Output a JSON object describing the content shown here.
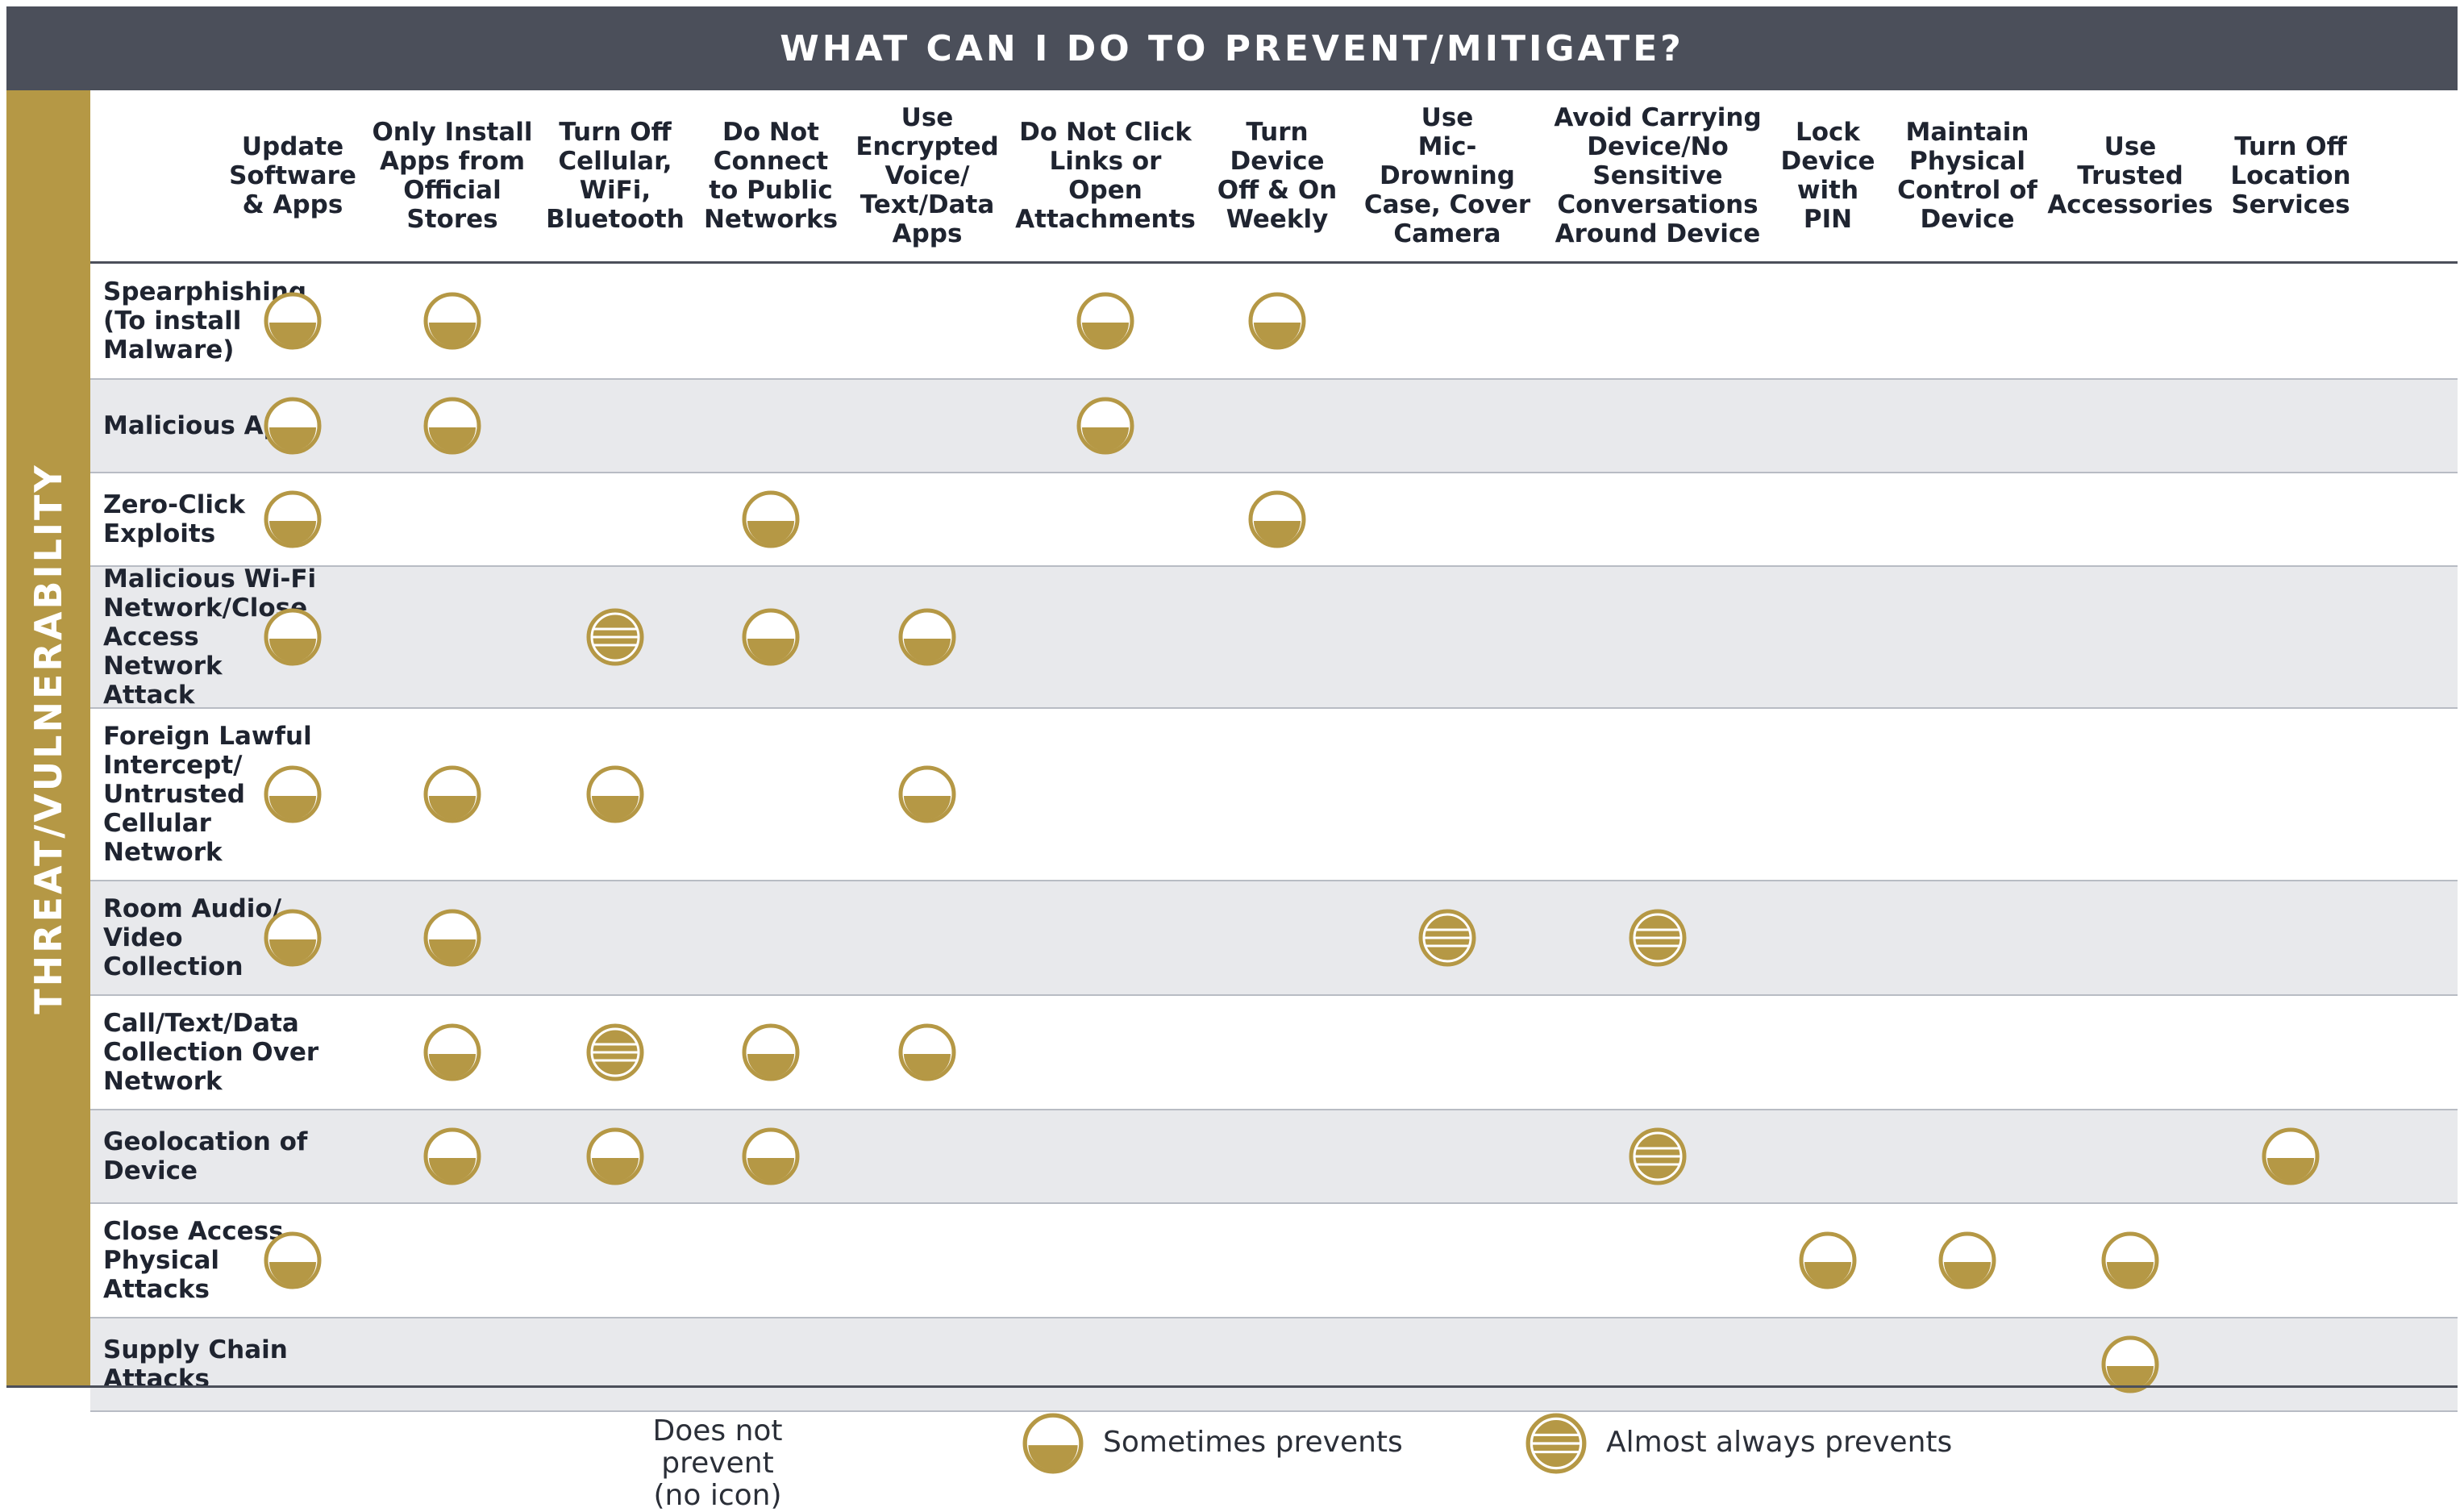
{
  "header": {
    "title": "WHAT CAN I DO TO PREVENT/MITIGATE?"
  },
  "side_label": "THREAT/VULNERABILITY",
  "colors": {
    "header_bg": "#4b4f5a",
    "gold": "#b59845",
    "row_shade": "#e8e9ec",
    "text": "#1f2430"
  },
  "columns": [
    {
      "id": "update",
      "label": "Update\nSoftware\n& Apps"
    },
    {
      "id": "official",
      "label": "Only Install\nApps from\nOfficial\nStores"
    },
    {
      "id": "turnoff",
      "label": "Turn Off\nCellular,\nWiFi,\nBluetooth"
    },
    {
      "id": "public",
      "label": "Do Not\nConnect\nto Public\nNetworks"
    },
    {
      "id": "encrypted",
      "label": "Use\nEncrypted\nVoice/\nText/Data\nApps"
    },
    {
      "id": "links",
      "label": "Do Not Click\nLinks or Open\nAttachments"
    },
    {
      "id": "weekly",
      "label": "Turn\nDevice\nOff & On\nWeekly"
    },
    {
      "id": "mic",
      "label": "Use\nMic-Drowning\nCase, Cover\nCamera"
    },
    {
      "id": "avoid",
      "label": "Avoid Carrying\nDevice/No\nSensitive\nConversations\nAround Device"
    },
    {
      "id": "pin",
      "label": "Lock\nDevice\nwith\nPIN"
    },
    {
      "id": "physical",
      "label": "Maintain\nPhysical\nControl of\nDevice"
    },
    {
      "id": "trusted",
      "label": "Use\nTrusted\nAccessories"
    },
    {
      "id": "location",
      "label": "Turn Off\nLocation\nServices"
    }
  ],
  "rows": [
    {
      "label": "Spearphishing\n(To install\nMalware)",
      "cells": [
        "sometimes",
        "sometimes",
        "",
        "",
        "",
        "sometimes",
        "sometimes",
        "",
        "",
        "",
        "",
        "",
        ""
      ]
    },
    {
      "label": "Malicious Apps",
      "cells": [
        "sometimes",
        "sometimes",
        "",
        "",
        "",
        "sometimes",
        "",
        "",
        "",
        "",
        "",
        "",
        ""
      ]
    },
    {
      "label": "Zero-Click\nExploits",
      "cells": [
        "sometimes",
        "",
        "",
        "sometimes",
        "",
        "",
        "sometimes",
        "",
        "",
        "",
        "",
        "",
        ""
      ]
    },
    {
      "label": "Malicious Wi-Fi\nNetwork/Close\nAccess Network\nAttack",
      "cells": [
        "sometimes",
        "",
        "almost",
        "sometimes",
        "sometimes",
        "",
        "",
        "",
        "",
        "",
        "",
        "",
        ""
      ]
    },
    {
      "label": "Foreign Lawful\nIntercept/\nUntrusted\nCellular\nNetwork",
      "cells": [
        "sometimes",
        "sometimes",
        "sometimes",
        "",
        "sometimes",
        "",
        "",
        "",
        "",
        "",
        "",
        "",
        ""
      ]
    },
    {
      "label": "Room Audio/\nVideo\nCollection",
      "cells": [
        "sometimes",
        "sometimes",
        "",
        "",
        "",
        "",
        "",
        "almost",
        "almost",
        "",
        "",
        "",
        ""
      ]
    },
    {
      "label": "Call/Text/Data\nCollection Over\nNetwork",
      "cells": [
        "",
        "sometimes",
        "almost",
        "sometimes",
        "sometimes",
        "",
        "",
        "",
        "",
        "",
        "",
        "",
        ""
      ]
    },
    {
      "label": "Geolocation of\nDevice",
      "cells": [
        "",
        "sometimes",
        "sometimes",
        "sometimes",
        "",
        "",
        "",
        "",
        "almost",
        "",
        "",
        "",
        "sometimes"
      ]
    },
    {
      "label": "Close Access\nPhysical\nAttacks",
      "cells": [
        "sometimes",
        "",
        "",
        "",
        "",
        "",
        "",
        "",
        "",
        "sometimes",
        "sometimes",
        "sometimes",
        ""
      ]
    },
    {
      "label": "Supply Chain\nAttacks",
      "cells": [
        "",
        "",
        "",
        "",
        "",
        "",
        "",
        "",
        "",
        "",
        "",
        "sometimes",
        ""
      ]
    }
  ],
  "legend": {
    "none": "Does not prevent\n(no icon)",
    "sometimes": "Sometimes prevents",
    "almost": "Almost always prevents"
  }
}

------------------------------------------------

Problem to work on » The material above must be printed exactly, with its pictures left out.

Response to the exercise »
Output a JSON object describing the content shown here.
{
  "header": {
    "title": "WHAT CAN I DO TO PREVENT/MITIGATE?"
  },
  "side_label": "THREAT/VULNERABILITY",
  "colors": {
    "header_bg": "#4b4f5a",
    "gold": "#b59845",
    "row_shade": "#e8e9ec",
    "text": "#1f2430"
  },
  "columns": [
    {
      "id": "update",
      "label": "Update\nSoftware\n& Apps"
    },
    {
      "id": "official",
      "label": "Only Install\nApps from\nOfficial\nStores"
    },
    {
      "id": "turnoff",
      "label": "Turn Off\nCellular,\nWiFi,\nBluetooth"
    },
    {
      "id": "public",
      "label": "Do Not\nConnect\nto Public\nNetworks"
    },
    {
      "id": "encrypted",
      "label": "Use\nEncrypted\nVoice/\nText/Data\nApps"
    },
    {
      "id": "links",
      "label": "Do Not Click\nLinks or Open\nAttachments"
    },
    {
      "id": "weekly",
      "label": "Turn\nDevice\nOff & On\nWeekly"
    },
    {
      "id": "mic",
      "label": "Use\nMic-Drowning\nCase, Cover\nCamera"
    },
    {
      "id": "avoid",
      "label": "Avoid Carrying\nDevice/No\nSensitive\nConversations\nAround Device"
    },
    {
      "id": "pin",
      "label": "Lock\nDevice\nwith\nPIN"
    },
    {
      "id": "physical",
      "label": "Maintain\nPhysical\nControl of\nDevice"
    },
    {
      "id": "trusted",
      "label": "Use\nTrusted\nAccessories"
    },
    {
      "id": "location",
      "label": "Turn Off\nLocation\nServices"
    }
  ],
  "rows": [
    {
      "label": "Spearphishing\n(To install\nMalware)",
      "cells": [
        "sometimes",
        "sometimes",
        "",
        "",
        "",
        "sometimes",
        "sometimes",
        "",
        "",
        "",
        "",
        "",
        ""
      ]
    },
    {
      "label": "Malicious Apps",
      "cells": [
        "sometimes",
        "sometimes",
        "",
        "",
        "",
        "sometimes",
        "",
        "",
        "",
        "",
        "",
        "",
        ""
      ]
    },
    {
      "label": "Zero-Click\nExploits",
      "cells": [
        "sometimes",
        "",
        "",
        "sometimes",
        "",
        "",
        "sometimes",
        "",
        "",
        "",
        "",
        "",
        ""
      ]
    },
    {
      "label": "Malicious Wi-Fi\nNetwork/Close\nAccess Network\nAttack",
      "cells": [
        "sometimes",
        "",
        "almost",
        "sometimes",
        "sometimes",
        "",
        "",
        "",
        "",
        "",
        "",
        "",
        ""
      ]
    },
    {
      "label": "Foreign Lawful\nIntercept/\nUntrusted\nCellular\nNetwork",
      "cells": [
        "sometimes",
        "sometimes",
        "sometimes",
        "",
        "sometimes",
        "",
        "",
        "",
        "",
        "",
        "",
        "",
        ""
      ]
    },
    {
      "label": "Room Audio/\nVideo\nCollection",
      "cells": [
        "sometimes",
        "sometimes",
        "",
        "",
        "",
        "",
        "",
        "almost",
        "almost",
        "",
        "",
        "",
        ""
      ]
    },
    {
      "label": "Call/Text/Data\nCollection Over\nNetwork",
      "cells": [
        "",
        "sometimes",
        "almost",
        "sometimes",
        "sometimes",
        "",
        "",
        "",
        "",
        "",
        "",
        "",
        ""
      ]
    },
    {
      "label": "Geolocation of\nDevice",
      "cells": [
        "",
        "sometimes",
        "sometimes",
        "sometimes",
        "",
        "",
        "",
        "",
        "almost",
        "",
        "",
        "",
        "sometimes"
      ]
    },
    {
      "label": "Close Access\nPhysical\nAttacks",
      "cells": [
        "sometimes",
        "",
        "",
        "",
        "",
        "",
        "",
        "",
        "",
        "sometimes",
        "sometimes",
        "sometimes",
        ""
      ]
    },
    {
      "label": "Supply Chain\nAttacks",
      "cells": [
        "",
        "",
        "",
        "",
        "",
        "",
        "",
        "",
        "",
        "",
        "",
        "sometimes",
        ""
      ]
    }
  ],
  "legend": {
    "none": "Does not prevent\n(no icon)",
    "sometimes": "Sometimes prevents",
    "almost": "Almost always prevents"
  }
}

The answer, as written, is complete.